***** Given entries
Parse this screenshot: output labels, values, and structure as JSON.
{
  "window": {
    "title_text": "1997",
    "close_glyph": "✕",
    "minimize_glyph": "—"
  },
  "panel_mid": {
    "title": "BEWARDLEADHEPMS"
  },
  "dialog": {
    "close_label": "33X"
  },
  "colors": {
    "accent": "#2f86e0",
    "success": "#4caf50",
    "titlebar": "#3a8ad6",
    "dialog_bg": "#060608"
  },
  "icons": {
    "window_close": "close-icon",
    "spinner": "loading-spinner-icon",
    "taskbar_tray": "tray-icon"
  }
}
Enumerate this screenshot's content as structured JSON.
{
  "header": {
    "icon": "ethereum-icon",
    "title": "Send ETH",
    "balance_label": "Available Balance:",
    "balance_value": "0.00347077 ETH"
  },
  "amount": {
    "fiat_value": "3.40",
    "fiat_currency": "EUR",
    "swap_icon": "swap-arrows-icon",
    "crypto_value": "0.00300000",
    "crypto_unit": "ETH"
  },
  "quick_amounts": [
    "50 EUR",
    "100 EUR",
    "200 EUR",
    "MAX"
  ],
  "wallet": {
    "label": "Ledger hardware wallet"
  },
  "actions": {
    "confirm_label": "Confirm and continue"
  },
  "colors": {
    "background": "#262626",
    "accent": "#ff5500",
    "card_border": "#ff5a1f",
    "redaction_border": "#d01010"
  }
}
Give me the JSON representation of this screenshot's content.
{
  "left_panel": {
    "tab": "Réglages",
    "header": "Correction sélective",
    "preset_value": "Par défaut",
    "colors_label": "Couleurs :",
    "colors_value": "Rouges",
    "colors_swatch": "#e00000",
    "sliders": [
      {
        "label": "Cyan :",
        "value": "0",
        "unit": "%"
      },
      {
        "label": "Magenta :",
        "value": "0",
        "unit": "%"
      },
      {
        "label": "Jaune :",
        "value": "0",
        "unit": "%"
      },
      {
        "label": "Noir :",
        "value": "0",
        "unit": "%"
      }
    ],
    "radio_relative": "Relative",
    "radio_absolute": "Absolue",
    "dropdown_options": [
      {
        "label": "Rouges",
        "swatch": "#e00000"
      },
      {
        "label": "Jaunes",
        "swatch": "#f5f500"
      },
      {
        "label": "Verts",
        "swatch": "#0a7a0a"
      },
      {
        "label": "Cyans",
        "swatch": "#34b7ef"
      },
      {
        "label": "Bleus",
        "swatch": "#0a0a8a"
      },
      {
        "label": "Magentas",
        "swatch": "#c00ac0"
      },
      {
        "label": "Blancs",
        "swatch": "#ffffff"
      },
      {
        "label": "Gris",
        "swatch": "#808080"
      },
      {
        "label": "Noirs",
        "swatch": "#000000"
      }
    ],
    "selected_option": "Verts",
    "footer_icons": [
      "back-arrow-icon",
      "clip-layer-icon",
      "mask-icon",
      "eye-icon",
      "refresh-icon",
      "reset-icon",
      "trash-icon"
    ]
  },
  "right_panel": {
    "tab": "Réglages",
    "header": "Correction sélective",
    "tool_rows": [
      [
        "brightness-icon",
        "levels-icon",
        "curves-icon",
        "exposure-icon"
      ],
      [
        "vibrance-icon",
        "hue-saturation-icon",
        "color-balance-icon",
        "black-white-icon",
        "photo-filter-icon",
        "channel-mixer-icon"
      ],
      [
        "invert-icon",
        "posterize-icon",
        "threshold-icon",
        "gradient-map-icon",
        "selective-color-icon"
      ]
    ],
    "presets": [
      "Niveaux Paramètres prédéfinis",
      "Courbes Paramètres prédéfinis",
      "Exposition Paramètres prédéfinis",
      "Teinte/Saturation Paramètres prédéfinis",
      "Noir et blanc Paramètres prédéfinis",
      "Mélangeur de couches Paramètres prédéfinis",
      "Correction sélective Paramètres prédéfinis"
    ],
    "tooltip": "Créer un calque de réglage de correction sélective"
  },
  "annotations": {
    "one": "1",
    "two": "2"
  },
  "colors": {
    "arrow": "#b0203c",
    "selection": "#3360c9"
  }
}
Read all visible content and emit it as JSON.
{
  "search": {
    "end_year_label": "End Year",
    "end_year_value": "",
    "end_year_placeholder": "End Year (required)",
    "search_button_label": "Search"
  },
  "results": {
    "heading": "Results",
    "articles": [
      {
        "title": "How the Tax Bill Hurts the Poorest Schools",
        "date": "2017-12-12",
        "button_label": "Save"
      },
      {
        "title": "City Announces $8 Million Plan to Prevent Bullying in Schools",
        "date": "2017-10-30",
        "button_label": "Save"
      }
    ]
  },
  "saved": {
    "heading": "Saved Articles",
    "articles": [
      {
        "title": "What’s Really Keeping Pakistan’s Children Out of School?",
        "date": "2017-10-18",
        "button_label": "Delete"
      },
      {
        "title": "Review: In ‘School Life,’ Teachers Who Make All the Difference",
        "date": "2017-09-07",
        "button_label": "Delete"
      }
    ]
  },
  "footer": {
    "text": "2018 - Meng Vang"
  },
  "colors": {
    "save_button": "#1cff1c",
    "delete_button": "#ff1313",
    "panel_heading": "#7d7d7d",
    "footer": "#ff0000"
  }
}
**********
• **Set task**
Output all of the data again. Match it exactly.

• **Task result**
Parse this screenshot: output labels, values, and structure as JSON.
{
  "window": {
    "title_text": "1997",
    "close_glyph": "✕",
    "minimize_glyph": "—"
  },
  "panel_mid": {
    "title": "BEWARDLEADHEPMS"
  },
  "dialog": {
    "close_label": "33X"
  },
  "colors": {
    "accent": "#2f86e0",
    "success": "#4caf50",
    "titlebar": "#3a8ad6",
    "dialog_bg": "#060608"
  },
  "icons": {
    "window_close": "close-icon",
    "spinner": "loading-spinner-icon",
    "taskbar_tray": "tray-icon"
  }
}
Enumerate this screenshot's content as structured JSON.
{
  "header": {
    "icon": "ethereum-icon",
    "title": "Send ETH",
    "balance_label": "Available Balance:",
    "balance_value": "0.00347077 ETH"
  },
  "amount": {
    "fiat_value": "3.40",
    "fiat_currency": "EUR",
    "swap_icon": "swap-arrows-icon",
    "crypto_value": "0.00300000",
    "crypto_unit": "ETH"
  },
  "quick_amounts": [
    "50 EUR",
    "100 EUR",
    "200 EUR",
    "MAX"
  ],
  "wallet": {
    "label": "Ledger hardware wallet"
  },
  "actions": {
    "confirm_label": "Confirm and continue"
  },
  "colors": {
    "background": "#262626",
    "accent": "#ff5500",
    "card_border": "#ff5a1f",
    "redaction_border": "#d01010"
  }
}
Give me the JSON representation of this screenshot's content.
{
  "left_panel": {
    "tab": "Réglages",
    "header": "Correction sélective",
    "preset_value": "Par défaut",
    "colors_label": "Couleurs :",
    "colors_value": "Rouges",
    "colors_swatch": "#e00000",
    "sliders": [
      {
        "label": "Cyan :",
        "value": "0",
        "unit": "%"
      },
      {
        "label": "Magenta :",
        "value": "0",
        "unit": "%"
      },
      {
        "label": "Jaune :",
        "value": "0",
        "unit": "%"
      },
      {
        "label": "Noir :",
        "value": "0",
        "unit": "%"
      }
    ],
    "radio_relative": "Relative",
    "radio_absolute": "Absolue",
    "dropdown_options": [
      {
        "label": "Rouges",
        "swatch": "#e00000"
      },
      {
        "label": "Jaunes",
        "swatch": "#f5f500"
      },
      {
        "label": "Verts",
        "swatch": "#0a7a0a"
      },
      {
        "label": "Cyans",
        "swatch": "#34b7ef"
      },
      {
        "label": "Bleus",
        "swatch": "#0a0a8a"
      },
      {
        "label": "Magentas",
        "swatch": "#c00ac0"
      },
      {
        "label": "Blancs",
        "swatch": "#ffffff"
      },
      {
        "label": "Gris",
        "swatch": "#808080"
      },
      {
        "label": "Noirs",
        "swatch": "#000000"
      }
    ],
    "selected_option": "Verts",
    "footer_icons": [
      "back-arrow-icon",
      "clip-layer-icon",
      "mask-icon",
      "eye-icon",
      "refresh-icon",
      "reset-icon",
      "trash-icon"
    ]
  },
  "right_panel": {
    "tab": "Réglages",
    "header": "Correction sélective",
    "tool_rows": [
      [
        "brightness-icon",
        "levels-icon",
        "curves-icon",
        "exposure-icon"
      ],
      [
        "vibrance-icon",
        "hue-saturation-icon",
        "color-balance-icon",
        "black-white-icon",
        "photo-filter-icon",
        "channel-mixer-icon"
      ],
      [
        "invert-icon",
        "posterize-icon",
        "threshold-icon",
        "gradient-map-icon",
        "selective-color-icon"
      ]
    ],
    "presets": [
      "Niveaux Paramètres prédéfinis",
      "Courbes Paramètres prédéfinis",
      "Exposition Paramètres prédéfinis",
      "Teinte/Saturation Paramètres prédéfinis",
      "Noir et blanc Paramètres prédéfinis",
      "Mélangeur de couches Paramètres prédéfinis",
      "Correction sélective Paramètres prédéfinis"
    ],
    "tooltip": "Créer un calque de réglage de correction sélective"
  },
  "annotations": {
    "one": "1",
    "two": "2"
  },
  "colors": {
    "arrow": "#b0203c",
    "selection": "#3360c9"
  }
}
Read all visible content and emit it as JSON.
{
  "search": {
    "end_year_label": "End Year",
    "end_year_value": "",
    "end_year_placeholder": "End Year (required)",
    "search_button_label": "Search"
  },
  "results": {
    "heading": "Results",
    "articles": [
      {
        "title": "How the Tax Bill Hurts the Poorest Schools",
        "date": "2017-12-12",
        "button_label": "Save"
      },
      {
        "title": "City Announces $8 Million Plan to Prevent Bullying in Schools",
        "date": "2017-10-30",
        "button_label": "Save"
      }
    ]
  },
  "saved": {
    "heading": "Saved Articles",
    "articles": [
      {
        "title": "What’s Really Keeping Pakistan’s Children Out of School?",
        "date": "2017-10-18",
        "button_label": "Delete"
      },
      {
        "title": "Review: In ‘School Life,’ Teachers Who Make All the Difference",
        "date": "2017-09-07",
        "button_label": "Delete"
      }
    ]
  },
  "footer": {
    "text": "2018 - Meng Vang"
  },
  "colors": {
    "save_button": "#1cff1c",
    "delete_button": "#ff1313",
    "panel_heading": "#7d7d7d",
    "footer": "#ff0000"
  }
}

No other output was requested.